▸ 作業指示
1. 測定方法の本文で、コロンの直前に置かれた項目名をすべて挙げてください。
2. 測定方法の本文から、「本発明の生体電極の導電体表面」を含む語句で始め、「下記2つの方法にて洗濯処理を行った。」の後で終わる部分を、そのまま抜き出してください。

▸ 抜粋本文
本発明の生体電極の導電体表面における面内抵抗値が4~6logΩとなる面積比率は以下のようにして求めた。生体電極の導電体表面を走査型広がり抵抗顕微鏡(SSRM)を用いて、測定用試料の裏側から電圧を印加し、導電性探針を用いて、試料表層の60μm×60μmの領域の導通性を観察した。画像処理ソフト(GIMP2.8portable)を用い、測定した領域のうち、面内抵抗値が4~6logΩとなる部分の面積比率を求めた。この時、観察する数は無作為抽出した表面3箇所を測定した。3箇所で求めたそれぞれの面積比率の平均値を計算し、これを「導電体表面の面内抵抗値の4~6logΩの面積比率」とした。
観察装置: Bruker AXS社Digital Instruments製
NanoScope Iva AFM
Dimension 3100ステージAFMシステム+SSRMオプション
SSRM走査モード : コンタクトモードと拡がり抵抗の同時測定
SSRM探針(Tip): ダイヤモンドコートシリコンカンチレバー
探針品番: DDESP-FM(Bruker AXS社製)
Arイオンビーム加工装置:株式会社日立ハイテクノロジーズ製IM-4000 加速電圧3kV
<洗濯方法>
下記2つの方法にて洗濯処理を行った。
1.JIS L0217(1995)103法 で20回の洗濯の後、吊り干しして乾燥した。

▸ ページ構造の解析データ
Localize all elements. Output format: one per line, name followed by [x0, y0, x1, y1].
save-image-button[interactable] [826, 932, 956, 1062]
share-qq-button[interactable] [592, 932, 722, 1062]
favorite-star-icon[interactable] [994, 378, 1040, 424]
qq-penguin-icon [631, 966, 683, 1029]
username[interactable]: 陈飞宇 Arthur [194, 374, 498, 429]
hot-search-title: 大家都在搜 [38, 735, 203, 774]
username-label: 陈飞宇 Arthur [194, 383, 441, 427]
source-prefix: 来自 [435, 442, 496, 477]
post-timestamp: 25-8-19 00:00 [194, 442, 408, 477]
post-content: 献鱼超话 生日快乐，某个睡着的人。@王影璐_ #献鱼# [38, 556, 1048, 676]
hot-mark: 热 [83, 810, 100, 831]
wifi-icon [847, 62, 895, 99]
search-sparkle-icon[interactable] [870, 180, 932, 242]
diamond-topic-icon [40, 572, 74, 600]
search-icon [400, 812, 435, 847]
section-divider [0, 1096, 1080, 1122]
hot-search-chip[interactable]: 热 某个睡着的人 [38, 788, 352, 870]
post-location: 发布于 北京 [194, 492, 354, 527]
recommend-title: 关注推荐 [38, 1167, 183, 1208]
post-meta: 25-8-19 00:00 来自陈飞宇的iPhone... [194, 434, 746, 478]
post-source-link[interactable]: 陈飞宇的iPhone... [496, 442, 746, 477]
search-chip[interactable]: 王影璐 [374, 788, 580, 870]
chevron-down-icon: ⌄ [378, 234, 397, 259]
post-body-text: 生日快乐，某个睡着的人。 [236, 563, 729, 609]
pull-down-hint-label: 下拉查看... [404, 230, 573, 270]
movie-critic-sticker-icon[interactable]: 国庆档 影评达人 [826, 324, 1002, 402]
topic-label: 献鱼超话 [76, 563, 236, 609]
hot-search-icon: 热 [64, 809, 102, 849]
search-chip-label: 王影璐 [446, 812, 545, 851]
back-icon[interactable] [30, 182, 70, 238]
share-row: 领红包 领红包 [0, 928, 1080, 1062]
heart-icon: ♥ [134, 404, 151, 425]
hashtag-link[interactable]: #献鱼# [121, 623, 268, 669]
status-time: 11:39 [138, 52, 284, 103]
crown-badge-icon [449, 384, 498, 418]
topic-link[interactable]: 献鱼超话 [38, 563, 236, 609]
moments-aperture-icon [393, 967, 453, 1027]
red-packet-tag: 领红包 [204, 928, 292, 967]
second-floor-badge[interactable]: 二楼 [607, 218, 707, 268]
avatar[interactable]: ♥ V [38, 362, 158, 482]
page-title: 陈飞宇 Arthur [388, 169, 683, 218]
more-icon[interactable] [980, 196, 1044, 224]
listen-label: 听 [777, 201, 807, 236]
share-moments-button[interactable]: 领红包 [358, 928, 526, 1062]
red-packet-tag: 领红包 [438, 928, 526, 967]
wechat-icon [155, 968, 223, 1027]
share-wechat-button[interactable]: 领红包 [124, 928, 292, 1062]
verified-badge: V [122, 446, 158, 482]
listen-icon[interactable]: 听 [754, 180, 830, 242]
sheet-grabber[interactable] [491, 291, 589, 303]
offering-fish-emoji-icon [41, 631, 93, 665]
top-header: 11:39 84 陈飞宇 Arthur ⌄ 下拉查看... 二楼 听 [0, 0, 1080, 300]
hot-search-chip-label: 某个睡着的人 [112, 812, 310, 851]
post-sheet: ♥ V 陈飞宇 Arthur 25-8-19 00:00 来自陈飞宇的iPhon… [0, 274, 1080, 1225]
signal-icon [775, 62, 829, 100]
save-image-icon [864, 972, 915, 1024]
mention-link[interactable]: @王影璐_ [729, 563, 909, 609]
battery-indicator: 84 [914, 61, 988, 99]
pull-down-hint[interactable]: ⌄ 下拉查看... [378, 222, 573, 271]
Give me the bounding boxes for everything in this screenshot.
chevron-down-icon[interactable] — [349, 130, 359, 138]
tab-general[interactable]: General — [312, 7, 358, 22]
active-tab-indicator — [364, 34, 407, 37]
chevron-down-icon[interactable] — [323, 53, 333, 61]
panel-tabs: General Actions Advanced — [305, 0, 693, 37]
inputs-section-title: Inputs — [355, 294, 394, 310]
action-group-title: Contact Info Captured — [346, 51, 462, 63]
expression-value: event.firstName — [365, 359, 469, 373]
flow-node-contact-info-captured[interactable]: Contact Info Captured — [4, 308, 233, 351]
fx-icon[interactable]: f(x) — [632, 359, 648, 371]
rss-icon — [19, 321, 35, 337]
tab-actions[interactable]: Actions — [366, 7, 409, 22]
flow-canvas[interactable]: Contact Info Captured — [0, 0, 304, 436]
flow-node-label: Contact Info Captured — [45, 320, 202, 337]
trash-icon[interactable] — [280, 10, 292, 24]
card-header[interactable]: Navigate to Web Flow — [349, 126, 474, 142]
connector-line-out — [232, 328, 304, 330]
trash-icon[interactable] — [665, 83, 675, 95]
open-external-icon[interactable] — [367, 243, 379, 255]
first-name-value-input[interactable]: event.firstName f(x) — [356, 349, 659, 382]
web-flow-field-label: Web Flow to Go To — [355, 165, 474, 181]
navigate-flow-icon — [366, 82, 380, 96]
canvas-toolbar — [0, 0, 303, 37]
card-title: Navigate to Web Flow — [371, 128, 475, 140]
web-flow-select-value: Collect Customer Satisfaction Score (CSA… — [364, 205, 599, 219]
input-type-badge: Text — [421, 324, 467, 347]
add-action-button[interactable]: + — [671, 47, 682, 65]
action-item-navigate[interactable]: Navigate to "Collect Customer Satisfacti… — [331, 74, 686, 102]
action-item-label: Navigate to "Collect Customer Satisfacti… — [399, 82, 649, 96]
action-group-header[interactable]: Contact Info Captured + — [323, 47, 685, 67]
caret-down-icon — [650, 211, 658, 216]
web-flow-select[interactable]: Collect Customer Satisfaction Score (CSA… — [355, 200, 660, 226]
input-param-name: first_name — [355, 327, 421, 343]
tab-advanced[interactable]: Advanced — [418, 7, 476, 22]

▸ 各作業の解答
1.
観察装置
SSRM走査モード
SSRM探針(Tip)
探針品番
Arイオンビーム加工装置

2.
本発明の生体電極の導電体表面における面内抵抗値が4~6logΩとなる面積比率は以下のようにして求めた。生体電極の導電体表面を走査型広がり抵抗顕微鏡(SSRM)を用いて、測定用試料の裏側から電圧を印加し、導電性探針を用いて、試料表層の60μm×60μmの領域の導通性を観察した。画像処理ソフト(GIMP2.8portable)を用い、測定した領域のうち、面内抵抗値が4~6logΩとなる部分の面積比率を求めた。この時、観察する数は無作為抽出した表面3箇所を測定した。3箇所で求めたそれぞれの面積比率の平均値を計算し、これを「導電体表面の面内抵抗値の4~6logΩの面積比率」とした。
観察装置: Bruker AXS社Digital Instruments製
NanoScope Iva AFM
Dimension 3100ステージAFMシステム+SSRMオプション
SSRM走査モード : コンタクトモードと拡がり抵抗の同時測定
SSRM探針(Tip): ダイヤモンドコートシリコンカンチレバー
探針品番: DDESP-FM(Bruker AXS社製)
Arイオンビーム加工装置:株式会社日立ハイテクノロジーズ製IM-4000 加速電圧3kV
<洗濯方法>
下記2つの方法にて洗濯処理を行った。